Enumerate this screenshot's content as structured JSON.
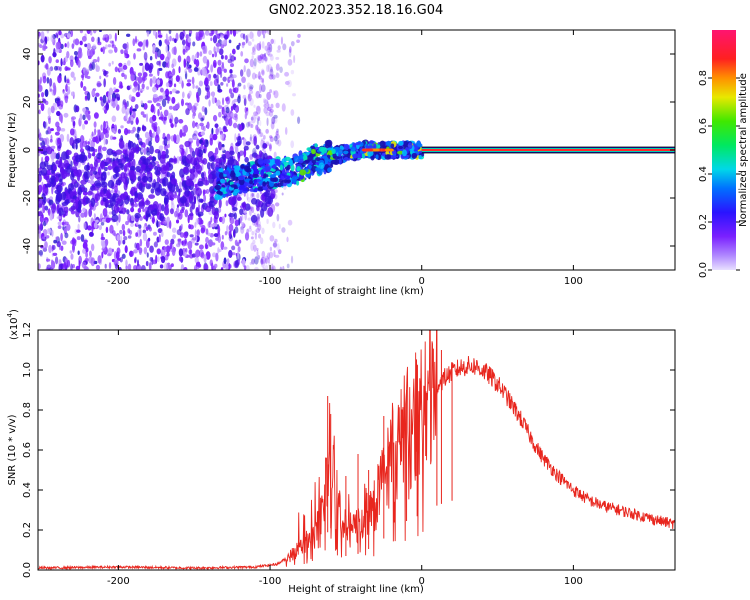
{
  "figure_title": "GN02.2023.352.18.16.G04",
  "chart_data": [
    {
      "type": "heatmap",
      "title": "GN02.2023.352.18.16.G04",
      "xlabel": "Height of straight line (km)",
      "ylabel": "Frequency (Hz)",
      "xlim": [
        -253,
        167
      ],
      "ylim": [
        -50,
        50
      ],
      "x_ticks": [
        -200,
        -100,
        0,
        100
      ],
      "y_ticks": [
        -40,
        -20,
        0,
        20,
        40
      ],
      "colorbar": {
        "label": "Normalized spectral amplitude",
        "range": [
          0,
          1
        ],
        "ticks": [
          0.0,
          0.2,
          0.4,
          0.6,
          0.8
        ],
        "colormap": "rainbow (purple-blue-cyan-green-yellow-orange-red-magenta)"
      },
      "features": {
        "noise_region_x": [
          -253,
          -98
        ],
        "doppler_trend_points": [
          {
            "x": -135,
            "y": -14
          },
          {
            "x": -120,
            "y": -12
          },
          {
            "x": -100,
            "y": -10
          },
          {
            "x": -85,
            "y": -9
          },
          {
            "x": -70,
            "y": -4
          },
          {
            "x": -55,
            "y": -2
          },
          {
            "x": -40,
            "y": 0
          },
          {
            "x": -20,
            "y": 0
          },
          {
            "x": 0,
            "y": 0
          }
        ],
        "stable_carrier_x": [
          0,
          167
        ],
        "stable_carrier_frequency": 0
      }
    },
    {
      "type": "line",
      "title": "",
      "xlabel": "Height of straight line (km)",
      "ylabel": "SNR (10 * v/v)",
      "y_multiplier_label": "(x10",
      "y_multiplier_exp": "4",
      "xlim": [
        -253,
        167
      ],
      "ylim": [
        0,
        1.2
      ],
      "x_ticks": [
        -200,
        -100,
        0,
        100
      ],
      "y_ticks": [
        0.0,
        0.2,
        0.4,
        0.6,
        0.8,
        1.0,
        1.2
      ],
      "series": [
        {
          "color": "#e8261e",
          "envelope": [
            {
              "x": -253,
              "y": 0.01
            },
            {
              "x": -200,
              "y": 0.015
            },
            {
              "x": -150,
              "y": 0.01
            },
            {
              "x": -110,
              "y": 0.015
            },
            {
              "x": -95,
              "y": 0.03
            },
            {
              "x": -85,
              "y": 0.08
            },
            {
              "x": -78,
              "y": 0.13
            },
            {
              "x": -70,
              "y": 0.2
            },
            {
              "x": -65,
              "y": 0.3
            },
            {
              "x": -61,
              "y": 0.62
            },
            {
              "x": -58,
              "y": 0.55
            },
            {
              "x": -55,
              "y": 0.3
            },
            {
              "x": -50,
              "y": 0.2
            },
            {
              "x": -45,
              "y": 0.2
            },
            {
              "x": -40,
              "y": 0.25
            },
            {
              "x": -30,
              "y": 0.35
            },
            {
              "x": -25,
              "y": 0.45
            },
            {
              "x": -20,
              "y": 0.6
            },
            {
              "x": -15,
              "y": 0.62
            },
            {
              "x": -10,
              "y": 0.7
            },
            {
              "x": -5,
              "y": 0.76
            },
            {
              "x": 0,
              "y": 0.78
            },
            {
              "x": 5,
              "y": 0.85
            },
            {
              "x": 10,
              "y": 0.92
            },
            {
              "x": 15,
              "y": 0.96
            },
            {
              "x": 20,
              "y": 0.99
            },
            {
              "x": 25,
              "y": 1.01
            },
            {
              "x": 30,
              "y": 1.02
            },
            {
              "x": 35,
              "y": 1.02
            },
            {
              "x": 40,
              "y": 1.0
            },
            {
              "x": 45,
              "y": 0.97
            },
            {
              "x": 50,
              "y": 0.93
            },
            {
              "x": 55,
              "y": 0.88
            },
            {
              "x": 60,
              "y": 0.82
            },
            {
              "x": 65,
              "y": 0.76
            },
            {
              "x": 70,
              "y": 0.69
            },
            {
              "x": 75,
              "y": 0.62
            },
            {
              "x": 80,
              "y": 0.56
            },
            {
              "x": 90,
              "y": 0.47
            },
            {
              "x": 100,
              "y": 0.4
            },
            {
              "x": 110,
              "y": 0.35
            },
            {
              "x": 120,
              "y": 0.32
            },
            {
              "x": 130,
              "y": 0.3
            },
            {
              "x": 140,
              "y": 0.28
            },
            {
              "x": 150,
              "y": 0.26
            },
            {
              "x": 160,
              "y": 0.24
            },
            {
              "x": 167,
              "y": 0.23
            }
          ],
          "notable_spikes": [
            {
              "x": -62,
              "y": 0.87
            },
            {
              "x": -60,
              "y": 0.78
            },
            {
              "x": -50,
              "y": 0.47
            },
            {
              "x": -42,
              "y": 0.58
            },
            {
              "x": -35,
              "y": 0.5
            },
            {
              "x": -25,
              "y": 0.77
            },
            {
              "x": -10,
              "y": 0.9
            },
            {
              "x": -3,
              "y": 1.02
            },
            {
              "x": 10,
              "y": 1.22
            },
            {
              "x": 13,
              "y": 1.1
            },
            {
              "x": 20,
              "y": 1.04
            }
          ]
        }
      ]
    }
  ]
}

(PROBLEM STATEMENT): Each line in the records above should be reproduced exactly; images are not copied.

(CORRECT ANSWER):
Enumerate this screenshot's content as structured JSON.
{
  "figure_title": "GN02.2023.352.18.16.G04",
  "chart_data": [
    {
      "type": "heatmap",
      "title": "GN02.2023.352.18.16.G04",
      "xlabel": "Height of straight line (km)",
      "ylabel": "Frequency (Hz)",
      "xlim": [
        -253,
        167
      ],
      "ylim": [
        -50,
        50
      ],
      "x_ticks": [
        -200,
        -100,
        0,
        100
      ],
      "y_ticks": [
        -40,
        -20,
        0,
        20,
        40
      ],
      "colorbar": {
        "label": "Normalized spectral amplitude",
        "range": [
          0,
          1
        ],
        "ticks": [
          0.0,
          0.2,
          0.4,
          0.6,
          0.8
        ],
        "colormap": "rainbow (purple-blue-cyan-green-yellow-orange-red-magenta)"
      },
      "features": {
        "noise_region_x": [
          -253,
          -98
        ],
        "doppler_trend_points": [
          {
            "x": -135,
            "y": -14
          },
          {
            "x": -120,
            "y": -12
          },
          {
            "x": -100,
            "y": -10
          },
          {
            "x": -85,
            "y": -9
          },
          {
            "x": -70,
            "y": -4
          },
          {
            "x": -55,
            "y": -2
          },
          {
            "x": -40,
            "y": 0
          },
          {
            "x": -20,
            "y": 0
          },
          {
            "x": 0,
            "y": 0
          }
        ],
        "stable_carrier_x": [
          0,
          167
        ],
        "stable_carrier_frequency": 0
      }
    },
    {
      "type": "line",
      "title": "",
      "xlabel": "Height of straight line (km)",
      "ylabel": "SNR (10 * v/v)",
      "y_multiplier_label": "(x10",
      "y_multiplier_exp": "4",
      "xlim": [
        -253,
        167
      ],
      "ylim": [
        0,
        1.2
      ],
      "x_ticks": [
        -200,
        -100,
        0,
        100
      ],
      "y_ticks": [
        0.0,
        0.2,
        0.4,
        0.6,
        0.8,
        1.0,
        1.2
      ],
      "series": [
        {
          "color": "#e8261e",
          "envelope": [
            {
              "x": -253,
              "y": 0.01
            },
            {
              "x": -200,
              "y": 0.015
            },
            {
              "x": -150,
              "y": 0.01
            },
            {
              "x": -110,
              "y": 0.015
            },
            {
              "x": -95,
              "y": 0.03
            },
            {
              "x": -85,
              "y": 0.08
            },
            {
              "x": -78,
              "y": 0.13
            },
            {
              "x": -70,
              "y": 0.2
            },
            {
              "x": -65,
              "y": 0.3
            },
            {
              "x": -61,
              "y": 0.62
            },
            {
              "x": -58,
              "y": 0.55
            },
            {
              "x": -55,
              "y": 0.3
            },
            {
              "x": -50,
              "y": 0.2
            },
            {
              "x": -45,
              "y": 0.2
            },
            {
              "x": -40,
              "y": 0.25
            },
            {
              "x": -30,
              "y": 0.35
            },
            {
              "x": -25,
              "y": 0.45
            },
            {
              "x": -20,
              "y": 0.6
            },
            {
              "x": -15,
              "y": 0.62
            },
            {
              "x": -10,
              "y": 0.7
            },
            {
              "x": -5,
              "y": 0.76
            },
            {
              "x": 0,
              "y": 0.78
            },
            {
              "x": 5,
              "y": 0.85
            },
            {
              "x": 10,
              "y": 0.92
            },
            {
              "x": 15,
              "y": 0.96
            },
            {
              "x": 20,
              "y": 0.99
            },
            {
              "x": 25,
              "y": 1.01
            },
            {
              "x": 30,
              "y": 1.02
            },
            {
              "x": 35,
              "y": 1.02
            },
            {
              "x": 40,
              "y": 1.0
            },
            {
              "x": 45,
              "y": 0.97
            },
            {
              "x": 50,
              "y": 0.93
            },
            {
              "x": 55,
              "y": 0.88
            },
            {
              "x": 60,
              "y": 0.82
            },
            {
              "x": 65,
              "y": 0.76
            },
            {
              "x": 70,
              "y": 0.69
            },
            {
              "x": 75,
              "y": 0.62
            },
            {
              "x": 80,
              "y": 0.56
            },
            {
              "x": 90,
              "y": 0.47
            },
            {
              "x": 100,
              "y": 0.4
            },
            {
              "x": 110,
              "y": 0.35
            },
            {
              "x": 120,
              "y": 0.32
            },
            {
              "x": 130,
              "y": 0.3
            },
            {
              "x": 140,
              "y": 0.28
            },
            {
              "x": 150,
              "y": 0.26
            },
            {
              "x": 160,
              "y": 0.24
            },
            {
              "x": 167,
              "y": 0.23
            }
          ],
          "notable_spikes": [
            {
              "x": -62,
              "y": 0.87
            },
            {
              "x": -60,
              "y": 0.78
            },
            {
              "x": -50,
              "y": 0.47
            },
            {
              "x": -42,
              "y": 0.58
            },
            {
              "x": -35,
              "y": 0.5
            },
            {
              "x": -25,
              "y": 0.77
            },
            {
              "x": -10,
              "y": 0.9
            },
            {
              "x": -3,
              "y": 1.02
            },
            {
              "x": 10,
              "y": 1.22
            },
            {
              "x": 13,
              "y": 1.1
            },
            {
              "x": 20,
              "y": 1.04
            }
          ]
        }
      ]
    }
  ]
}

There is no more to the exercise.